▸ **RECORDS SUPPLIED**:
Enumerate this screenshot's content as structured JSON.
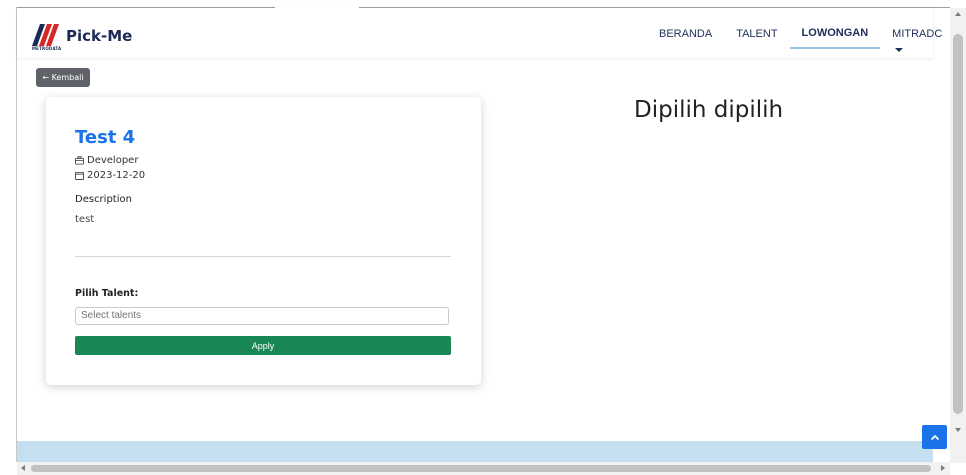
{
  "brand": {
    "name": "Pick-Me",
    "sub": "METRODATA"
  },
  "nav": {
    "items": [
      {
        "label": "BERANDA"
      },
      {
        "label": "TALENT"
      },
      {
        "label": "LOWONGAN"
      },
      {
        "label": "MITRADC"
      }
    ],
    "active_index": 2
  },
  "back_button": {
    "label": "← Kembali"
  },
  "job": {
    "title": "Test 4",
    "role": "Developer",
    "date": "2023-12-20",
    "description_label": "Description",
    "description": "test"
  },
  "talent_form": {
    "label": "Pilih Talent:",
    "placeholder": "Select talents",
    "apply_label": "Apply"
  },
  "right_panel": {
    "heading": "Dipilih dipilih"
  },
  "colors": {
    "accent_blue": "#1a73e8",
    "apply_green": "#198754",
    "footer_band": "#c3dff0",
    "back_button_bg": "#5f6268",
    "nav_active_underline": "#9bc7e6"
  },
  "icons": [
    "briefcase-icon",
    "calendar-icon",
    "chevron-up-icon",
    "caret-down-icon"
  ]
}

▸ **TASK DIRECTIONS**: Make an exact copy of every record, pictures excluded.

▸ **SOLVED PROBLEM**:
Enumerate this screenshot's content as structured JSON.
{
  "brand": {
    "name": "Pick-Me",
    "sub": "METRODATA"
  },
  "nav": {
    "items": [
      {
        "label": "BERANDA"
      },
      {
        "label": "TALENT"
      },
      {
        "label": "LOWONGAN"
      },
      {
        "label": "MITRADC"
      }
    ],
    "active_index": 2
  },
  "back_button": {
    "label": "← Kembali"
  },
  "job": {
    "title": "Test 4",
    "role": "Developer",
    "date": "2023-12-20",
    "description_label": "Description",
    "description": "test"
  },
  "talent_form": {
    "label": "Pilih Talent:",
    "placeholder": "Select talents",
    "apply_label": "Apply"
  },
  "right_panel": {
    "heading": "Dipilih dipilih"
  },
  "colors": {
    "accent_blue": "#1a73e8",
    "apply_green": "#198754",
    "footer_band": "#c3dff0",
    "back_button_bg": "#5f6268",
    "nav_active_underline": "#9bc7e6"
  },
  "icons": [
    "briefcase-icon",
    "calendar-icon",
    "chevron-up-icon",
    "caret-down-icon"
  ]
}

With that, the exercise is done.